● **YOUR GOAL**:
Find each line containing the string "alpha" and return it.

● **RECORDS FOR THE EXERCISE**:
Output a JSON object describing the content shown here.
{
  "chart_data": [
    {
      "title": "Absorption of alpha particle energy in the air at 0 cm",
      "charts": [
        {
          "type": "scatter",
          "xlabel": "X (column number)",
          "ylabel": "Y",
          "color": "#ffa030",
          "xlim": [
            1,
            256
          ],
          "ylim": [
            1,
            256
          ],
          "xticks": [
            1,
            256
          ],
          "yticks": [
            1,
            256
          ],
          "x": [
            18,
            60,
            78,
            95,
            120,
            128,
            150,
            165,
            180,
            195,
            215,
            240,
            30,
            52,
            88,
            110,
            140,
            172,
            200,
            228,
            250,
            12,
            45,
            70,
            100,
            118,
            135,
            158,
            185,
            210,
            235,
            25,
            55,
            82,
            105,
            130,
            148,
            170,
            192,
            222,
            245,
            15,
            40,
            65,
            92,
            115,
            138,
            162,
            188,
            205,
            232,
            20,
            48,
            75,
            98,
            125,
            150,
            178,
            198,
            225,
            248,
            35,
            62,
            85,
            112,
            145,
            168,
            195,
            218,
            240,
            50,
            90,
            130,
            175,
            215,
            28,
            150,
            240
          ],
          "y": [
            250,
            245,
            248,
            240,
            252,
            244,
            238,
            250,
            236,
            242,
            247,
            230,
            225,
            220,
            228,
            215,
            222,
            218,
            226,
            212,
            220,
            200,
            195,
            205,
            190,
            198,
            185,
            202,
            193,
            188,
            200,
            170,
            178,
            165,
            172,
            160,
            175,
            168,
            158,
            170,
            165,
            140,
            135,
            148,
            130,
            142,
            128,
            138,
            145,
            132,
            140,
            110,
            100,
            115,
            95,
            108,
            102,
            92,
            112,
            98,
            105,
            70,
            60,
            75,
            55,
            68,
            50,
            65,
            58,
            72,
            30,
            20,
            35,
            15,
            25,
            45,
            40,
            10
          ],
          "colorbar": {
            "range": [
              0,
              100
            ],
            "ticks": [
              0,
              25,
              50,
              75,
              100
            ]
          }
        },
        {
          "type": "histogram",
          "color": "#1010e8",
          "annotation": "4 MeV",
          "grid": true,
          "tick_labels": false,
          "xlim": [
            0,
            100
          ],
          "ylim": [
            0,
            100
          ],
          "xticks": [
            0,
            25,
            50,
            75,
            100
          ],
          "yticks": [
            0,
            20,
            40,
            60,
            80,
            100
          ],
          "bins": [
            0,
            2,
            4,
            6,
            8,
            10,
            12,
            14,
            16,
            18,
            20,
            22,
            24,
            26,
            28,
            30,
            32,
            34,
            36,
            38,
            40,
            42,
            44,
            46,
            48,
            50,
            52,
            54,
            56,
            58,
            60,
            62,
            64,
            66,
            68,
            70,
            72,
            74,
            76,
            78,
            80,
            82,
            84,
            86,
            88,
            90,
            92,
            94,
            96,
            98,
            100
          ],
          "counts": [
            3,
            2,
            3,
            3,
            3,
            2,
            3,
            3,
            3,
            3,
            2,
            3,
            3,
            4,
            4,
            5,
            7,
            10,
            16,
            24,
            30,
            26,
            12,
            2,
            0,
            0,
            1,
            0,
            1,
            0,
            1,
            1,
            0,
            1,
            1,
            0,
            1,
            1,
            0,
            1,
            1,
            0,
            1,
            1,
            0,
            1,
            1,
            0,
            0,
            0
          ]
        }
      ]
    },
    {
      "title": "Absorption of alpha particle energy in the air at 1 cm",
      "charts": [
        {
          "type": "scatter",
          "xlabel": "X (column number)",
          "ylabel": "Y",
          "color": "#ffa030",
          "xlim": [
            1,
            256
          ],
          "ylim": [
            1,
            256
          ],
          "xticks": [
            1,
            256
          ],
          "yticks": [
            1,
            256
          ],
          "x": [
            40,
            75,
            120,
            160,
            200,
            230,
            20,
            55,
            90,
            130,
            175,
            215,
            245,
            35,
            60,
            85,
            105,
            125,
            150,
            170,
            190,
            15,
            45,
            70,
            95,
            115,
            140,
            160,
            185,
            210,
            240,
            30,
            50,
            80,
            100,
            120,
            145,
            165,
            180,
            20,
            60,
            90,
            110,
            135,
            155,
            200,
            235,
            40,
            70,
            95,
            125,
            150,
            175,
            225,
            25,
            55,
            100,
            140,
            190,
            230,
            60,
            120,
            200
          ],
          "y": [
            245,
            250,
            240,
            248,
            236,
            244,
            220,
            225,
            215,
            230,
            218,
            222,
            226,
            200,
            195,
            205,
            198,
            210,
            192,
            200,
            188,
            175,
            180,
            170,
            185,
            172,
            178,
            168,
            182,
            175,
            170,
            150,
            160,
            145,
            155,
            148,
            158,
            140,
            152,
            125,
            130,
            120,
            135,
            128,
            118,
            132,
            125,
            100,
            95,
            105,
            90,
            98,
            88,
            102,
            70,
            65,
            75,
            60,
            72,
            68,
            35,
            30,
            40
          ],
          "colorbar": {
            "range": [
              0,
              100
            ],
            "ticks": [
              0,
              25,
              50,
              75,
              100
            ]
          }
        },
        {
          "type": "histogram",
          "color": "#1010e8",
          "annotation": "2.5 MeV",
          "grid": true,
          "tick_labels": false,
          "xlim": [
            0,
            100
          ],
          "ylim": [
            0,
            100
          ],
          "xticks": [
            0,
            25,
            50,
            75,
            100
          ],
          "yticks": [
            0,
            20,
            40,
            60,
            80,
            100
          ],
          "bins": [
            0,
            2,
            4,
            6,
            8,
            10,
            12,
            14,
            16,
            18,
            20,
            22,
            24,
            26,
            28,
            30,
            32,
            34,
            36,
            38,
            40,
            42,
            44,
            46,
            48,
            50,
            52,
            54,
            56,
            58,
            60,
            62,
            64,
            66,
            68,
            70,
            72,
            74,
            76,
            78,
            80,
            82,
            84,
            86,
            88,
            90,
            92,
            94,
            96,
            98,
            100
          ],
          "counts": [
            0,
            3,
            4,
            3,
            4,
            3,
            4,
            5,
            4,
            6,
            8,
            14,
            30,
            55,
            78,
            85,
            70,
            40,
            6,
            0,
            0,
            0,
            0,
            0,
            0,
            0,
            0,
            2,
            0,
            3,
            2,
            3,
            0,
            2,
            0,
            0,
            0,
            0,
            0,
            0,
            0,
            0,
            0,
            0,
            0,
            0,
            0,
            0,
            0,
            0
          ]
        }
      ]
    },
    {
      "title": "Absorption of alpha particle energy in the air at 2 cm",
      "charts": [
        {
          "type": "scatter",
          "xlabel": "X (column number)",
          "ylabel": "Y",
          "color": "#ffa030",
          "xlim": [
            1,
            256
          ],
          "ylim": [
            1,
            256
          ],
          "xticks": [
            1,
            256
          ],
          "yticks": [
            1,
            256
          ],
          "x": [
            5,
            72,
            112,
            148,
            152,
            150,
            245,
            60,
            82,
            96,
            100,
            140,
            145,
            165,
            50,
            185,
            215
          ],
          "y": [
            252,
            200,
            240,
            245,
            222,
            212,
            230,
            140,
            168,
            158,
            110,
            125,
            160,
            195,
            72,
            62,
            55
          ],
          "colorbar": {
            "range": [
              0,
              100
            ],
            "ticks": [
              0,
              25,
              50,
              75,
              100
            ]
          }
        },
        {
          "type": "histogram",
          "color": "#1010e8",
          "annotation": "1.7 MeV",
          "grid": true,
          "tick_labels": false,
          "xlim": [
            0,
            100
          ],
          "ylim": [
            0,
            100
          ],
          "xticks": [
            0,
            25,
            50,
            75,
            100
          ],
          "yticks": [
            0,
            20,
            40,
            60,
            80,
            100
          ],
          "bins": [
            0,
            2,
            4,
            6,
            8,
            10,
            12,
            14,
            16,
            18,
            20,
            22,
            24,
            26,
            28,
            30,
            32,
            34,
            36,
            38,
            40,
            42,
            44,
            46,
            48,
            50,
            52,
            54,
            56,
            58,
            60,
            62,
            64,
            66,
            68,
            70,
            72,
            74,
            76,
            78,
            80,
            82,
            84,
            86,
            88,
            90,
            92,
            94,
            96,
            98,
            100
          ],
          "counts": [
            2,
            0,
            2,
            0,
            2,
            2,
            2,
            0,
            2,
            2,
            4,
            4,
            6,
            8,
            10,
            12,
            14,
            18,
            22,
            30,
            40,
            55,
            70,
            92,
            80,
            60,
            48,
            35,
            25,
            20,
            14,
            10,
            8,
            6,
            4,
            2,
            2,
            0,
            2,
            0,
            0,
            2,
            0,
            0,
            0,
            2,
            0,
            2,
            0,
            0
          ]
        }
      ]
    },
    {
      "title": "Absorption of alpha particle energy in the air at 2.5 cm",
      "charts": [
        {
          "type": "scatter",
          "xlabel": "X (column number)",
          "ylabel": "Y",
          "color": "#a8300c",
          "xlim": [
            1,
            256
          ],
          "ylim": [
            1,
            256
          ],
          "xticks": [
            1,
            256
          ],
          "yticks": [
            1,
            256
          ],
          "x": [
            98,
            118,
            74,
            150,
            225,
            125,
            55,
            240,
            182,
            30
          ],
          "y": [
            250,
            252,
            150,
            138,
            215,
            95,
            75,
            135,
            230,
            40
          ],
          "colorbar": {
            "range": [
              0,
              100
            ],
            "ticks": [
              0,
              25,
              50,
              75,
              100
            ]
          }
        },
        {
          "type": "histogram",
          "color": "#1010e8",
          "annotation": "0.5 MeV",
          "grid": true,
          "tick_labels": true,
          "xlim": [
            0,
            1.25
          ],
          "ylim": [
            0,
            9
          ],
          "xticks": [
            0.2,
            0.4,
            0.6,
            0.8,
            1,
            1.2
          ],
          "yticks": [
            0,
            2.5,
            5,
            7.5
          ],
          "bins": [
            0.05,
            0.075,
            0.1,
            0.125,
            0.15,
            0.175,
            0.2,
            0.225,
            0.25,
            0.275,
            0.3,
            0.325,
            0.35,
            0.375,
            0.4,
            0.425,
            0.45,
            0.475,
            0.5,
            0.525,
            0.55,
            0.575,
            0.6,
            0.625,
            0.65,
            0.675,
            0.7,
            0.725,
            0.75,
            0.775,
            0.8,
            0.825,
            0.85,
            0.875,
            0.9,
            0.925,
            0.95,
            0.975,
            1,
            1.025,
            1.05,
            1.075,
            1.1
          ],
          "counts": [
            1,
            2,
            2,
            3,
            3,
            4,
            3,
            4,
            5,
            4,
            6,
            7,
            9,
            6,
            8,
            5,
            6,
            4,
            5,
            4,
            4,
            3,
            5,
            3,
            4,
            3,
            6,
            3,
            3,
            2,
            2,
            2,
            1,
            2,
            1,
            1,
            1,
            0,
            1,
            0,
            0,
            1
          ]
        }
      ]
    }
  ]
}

● **ANSWER TO THE PROBLEM**:
      "title": "Absorption of alpha particle energy in the air at 0 cm",
      "title": "Absorption of alpha particle energy in the air at 1 cm",
      "title": "Absorption of alpha particle energy in the air at 2 cm",
      "title": "Absorption of alpha particle energy in the air at 2.5 cm",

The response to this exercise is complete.